List each line holding the string "pronta".

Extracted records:
— start —
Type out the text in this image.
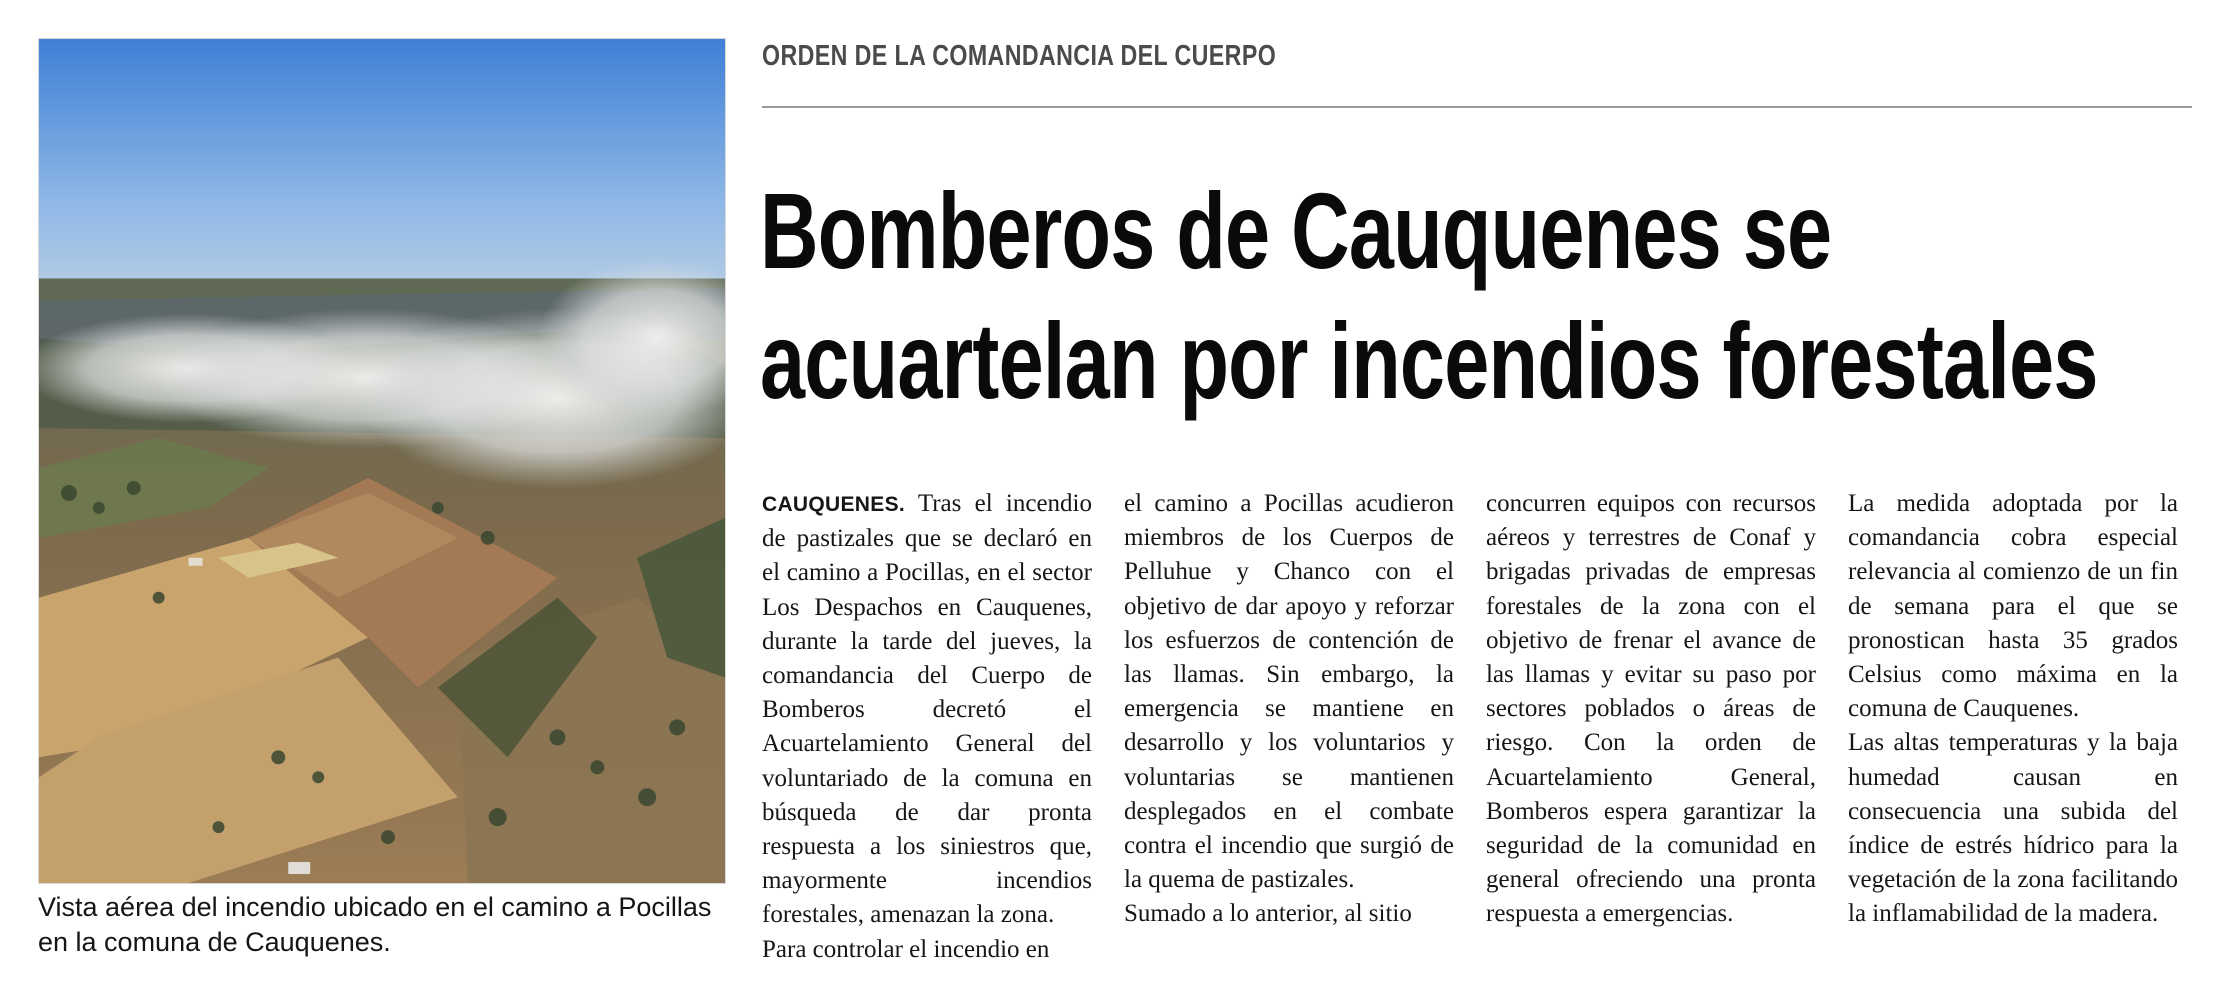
Vista aérea del incendio ubicado en el camino a Pocillas en la comuna de Cauquenes.

ORDEN DE LA COMANDANCIA DEL CUERPO

Bomberos de Cauquenes se
acuartelan por incendios forestales

CAUQUENES. Tras el incendio de pastizales que se declaró en el camino a Pocillas, en el sector Los Despachos en Cauquenes, durante la tarde del jueves, la comandancia del Cuerpo de Bomberos decretó el Acuartelamiento General del voluntariado de la comuna en búsqueda de dar pronta respuesta a los siniestros que, mayormente incendios forestales, amenazan la zona.

Para controlar el incendio en

el camino a Pocillas acudieron miembros de los Cuerpos de Pelluhue y Chanco con el objetivo de dar apoyo y reforzar los esfuerzos de contención de las llamas. Sin embargo, la emergencia se mantiene en desarrollo y los voluntarios y voluntarias se mantienen desplegados en el combate contra el incendio que surgió de la quema de pastizales.

Sumado a lo anterior, al sitio

concurren equipos con recursos aéreos y terrestres de Conaf y brigadas privadas de empresas forestales de la zona con el objetivo de frenar el avance de las llamas y evitar su paso por sectores poblados o áreas de riesgo. Con la orden de Acuartelamiento General, Bomberos espera garantizar la seguridad de la comunidad en general ofreciendo una pronta respuesta a emergencias.

La medida adoptada por la comandancia cobra especial relevancia al comienzo de un fin de semana para el que se pronostican hasta 35 grados Celsius como máxima en la comuna de Cauquenes.

Las altas temperaturas y la baja humedad causan en consecuencia una subida del índice de estrés hídrico para la vegetación de la zona facilitando la inflamabilidad de la madera.
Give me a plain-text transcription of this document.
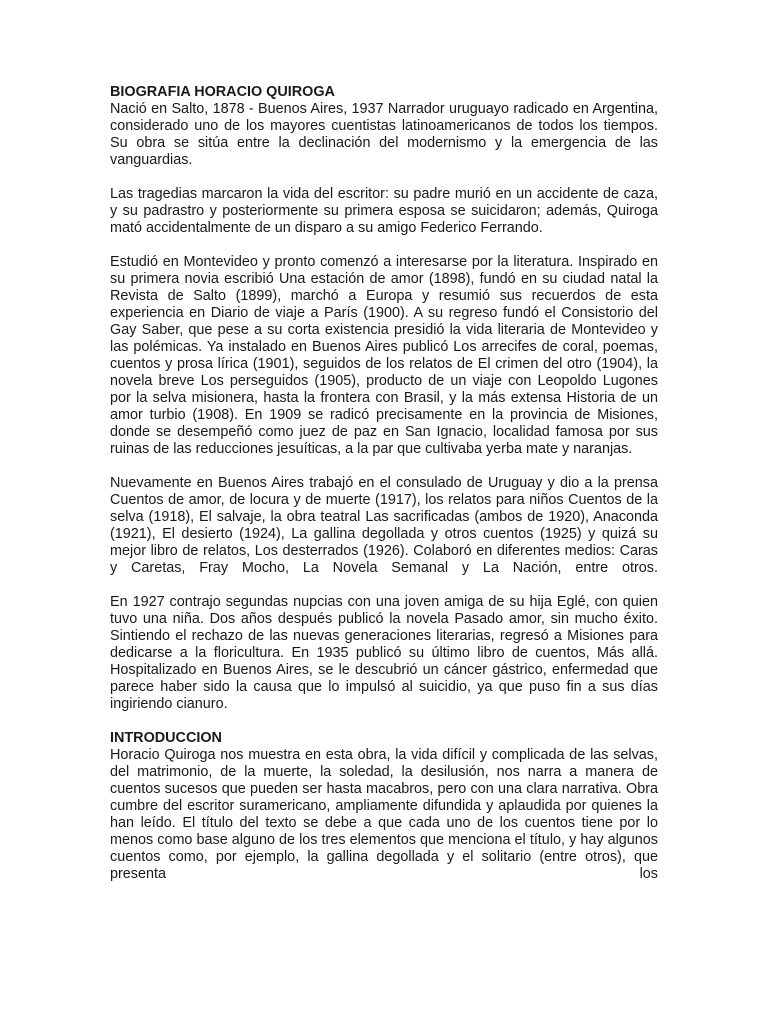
BIOGRAFIA HORACIO QUIROGA

Nació en Salto, 1878 - Buenos Aires, 1937 Narrador uruguayo radicado en Argentina, considerado uno de los mayores cuentistas latinoamericanos de todos los tiempos. Su obra se sitúa entre la declinación del modernismo y la emergencia de las vanguardias.

Las tragedias marcaron la vida del escritor: su padre murió en un accidente de caza, y su padrastro y posteriormente su primera esposa se suicidaron; además, Quiroga mató accidentalmente de un disparo a su amigo Federico Ferrando.

Estudió en Montevideo y pronto comenzó a interesarse por la literatura. Inspirado en su primera novia escribió Una estación de amor (1898), fundó en su ciudad natal la Revista de Salto (1899), marchó a Europa y resumió sus recuerdos de esta experiencia en Diario de viaje a París (1900). A su regreso fundó el Consistorio del Gay Saber, que pese a su corta existencia presidió la vida literaria de Montevideo y las polémicas. Ya instalado en Buenos Aires publicó Los arrecifes de coral, poemas, cuentos y prosa lírica (1901), seguidos de los relatos de El crimen del otro (1904), la novela breve Los perseguidos (1905), producto de un viaje con Leopoldo Lugones por la selva misionera, hasta la frontera con Brasil, y la más extensa Historia de un amor turbio (1908). En 1909 se radicó precisamente en la provincia de Misiones, donde se desempeñó como juez de paz en San Ignacio, localidad famosa por sus ruinas de las reducciones jesuíticas, a la par que cultivaba yerba mate y naranjas.

Nuevamente en Buenos Aires trabajó en el consulado de Uruguay y dio a la prensa Cuentos de amor, de locura y de muerte (1917), los relatos para niños Cuentos de la selva (1918), El salvaje, la obra teatral Las sacrificadas (ambos de 1920), Anaconda (1921), El desierto (1924), La gallina degollada y otros cuentos (1925) y quizá su mejor libro de relatos, Los desterrados (1926). Colaboró en diferentes medios: Caras y Caretas, Fray Mocho, La Novela Semanal y La Nación, entre otros.

En 1927 contrajo segundas nupcias con una joven amiga de su hija Eglé, con quien tuvo una niña. Dos años después publicó la novela Pasado amor, sin mucho éxito. Sintiendo el rechazo de las nuevas generaciones literarias, regresó a Misiones para dedicarse a la floricultura. En 1935 publicó su último libro de cuentos, Más allá. Hospitalizado en Buenos Aires, se le descubrió un cáncer gástrico, enfermedad que parece haber sido la causa que lo impulsó al suicidio, ya que puso fin a sus días ingiriendo cianuro.

INTRODUCCION

Horacio Quiroga nos muestra en esta obra, la vida difícil y complicada de las selvas, del matrimonio, de la muerte, la soledad, la desilusión, nos narra a manera de cuentos sucesos que pueden ser hasta macabros, pero con una clara narrativa. Obra cumbre del escritor suramericano, ampliamente difundida y aplaudida por quienes la han leído. El título del texto se debe a que cada uno de los cuentos tiene por lo menos como base alguno de los tres elementos que menciona el título, y hay algunos cuentos como, por ejemplo, la gallina degollada y el solitario (entre otros), que presenta los
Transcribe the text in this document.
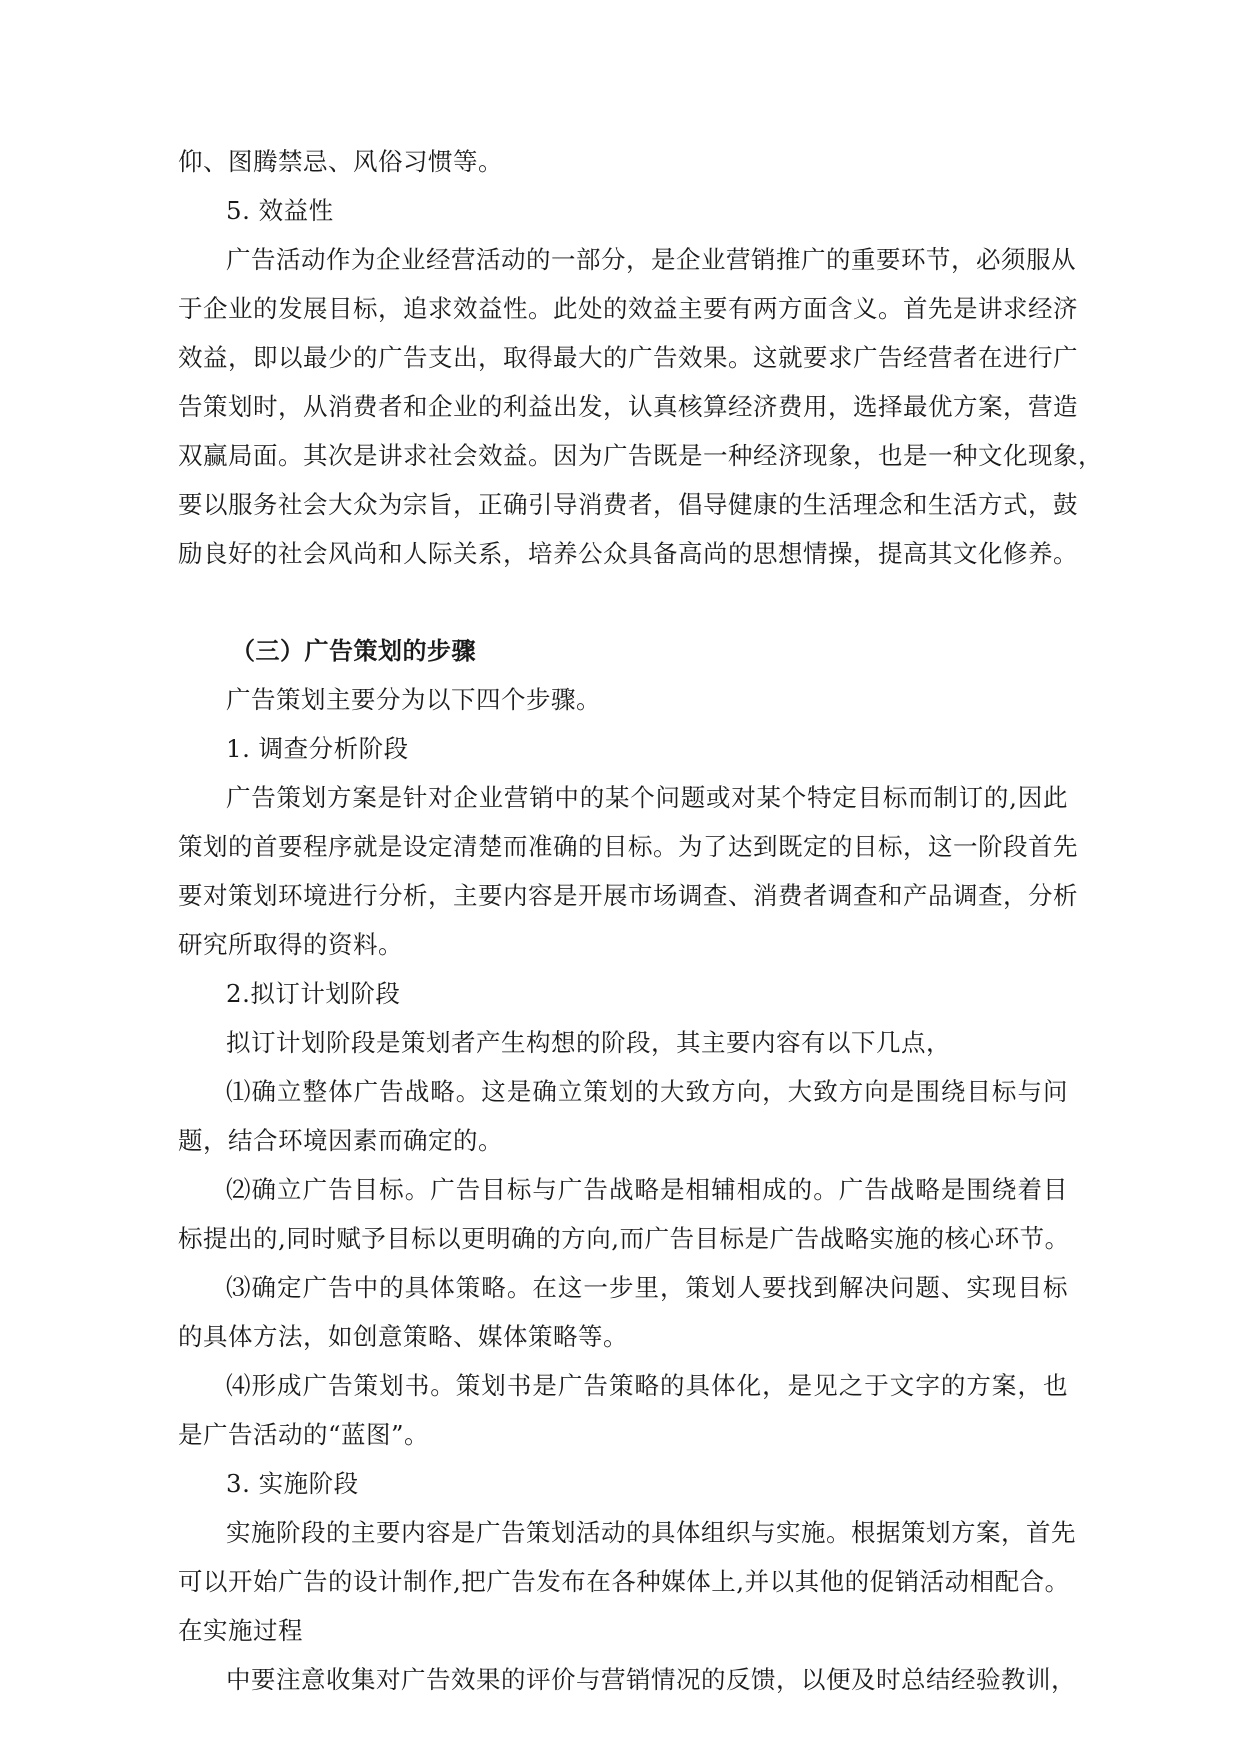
仰、图腾禁忌、风俗习惯等。
5. 效益性
广告活动作为企业经营活动的一部分，是企业营销推广的重要环节，必须服从
于企业的发展目标，追求效益性。此处的效益主要有两方面含义。首先是讲求经济
效益，即以最少的广告支出，取得最大的广告效果。这就要求广告经营者在进行广
告策划时，从消费者和企业的利益出发，认真核算经济费用，选择最优方案，营造
双赢局面。其次是讲求社会效益。因为广告既是一种经济现象，也是一种文化现象，
要以服务社会大众为宗旨，正确引导消费者，倡导健康的生活理念和生活方式，鼓
励良好的社会风尚和人际关系，培养公众具备高尚的思想情操，提高其文化修养。
（三）广告策划的步骤
广告策划主要分为以下四个步骤。
1. 调查分析阶段
广告策划方案是针对企业营销中的某个问题或对某个特定目标而制订的,因此
策划的首要程序就是设定清楚而准确的目标。为了达到既定的目标，这一阶段首先
要对策划环境进行分析，主要内容是开展市场调查、消费者调查和产品调查，分析
研究所取得的资料。
2.拟订计划阶段
拟订计划阶段是策划者产生构想的阶段，其主要内容有以下几点，
⑴确立整体广告战略。这是确立策划的大致方向，大致方向是围绕目标与问
题，结合环境因素而确定的。
⑵确立广告目标。广告目标与广告战略是相辅相成的。广告战略是围绕着目
标提出的,同时赋予目标以更明确的方向,而广告目标是广告战略实施的核心环节。
⑶确定广告中的具体策略。在这一步里，策划人要找到解决问题、实现目标
的具体方法，如创意策略、媒体策略等。
⑷形成广告策划书。策划书是广告策略的具体化，是见之于文字的方案，也
是广告活动的“蓝图”。
3. 实施阶段
实施阶段的主要内容是广告策划活动的具体组织与实施。根据策划方案，首先
可以开始广告的设计制作,把广告发布在各种媒体上,并以其他的促销活动相配合。
在实施过程
中要注意收集对广告效果的评价与营销情况的反馈，以便及时总结经验教训，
— end —
REPLY TO THE TASK:
CAUQUENES. Tras el incendio de pastizales que se declaró en el camino a Pocillas, en el sector Los Despachos en Cauquenes, durante la tarde del jueves, la comandancia del Cuerpo de Bomberos decretó el Acuartelamiento General del voluntariado de la comuna en búsqueda de dar pronta respuesta a los siniestros que, mayormente incendios forestales, amenazan la zona.
concurren equipos con recursos aéreos y terrestres de Conaf y brigadas privadas de empresas forestales de la zona con el objetivo de frenar el avance de las llamas y evitar su paso por sectores poblados o áreas de riesgo. Con la orden de Acuartelamiento General, Bomberos espera garantizar la seguridad de la comunidad en general ofreciendo una pronta respuesta a emergencias.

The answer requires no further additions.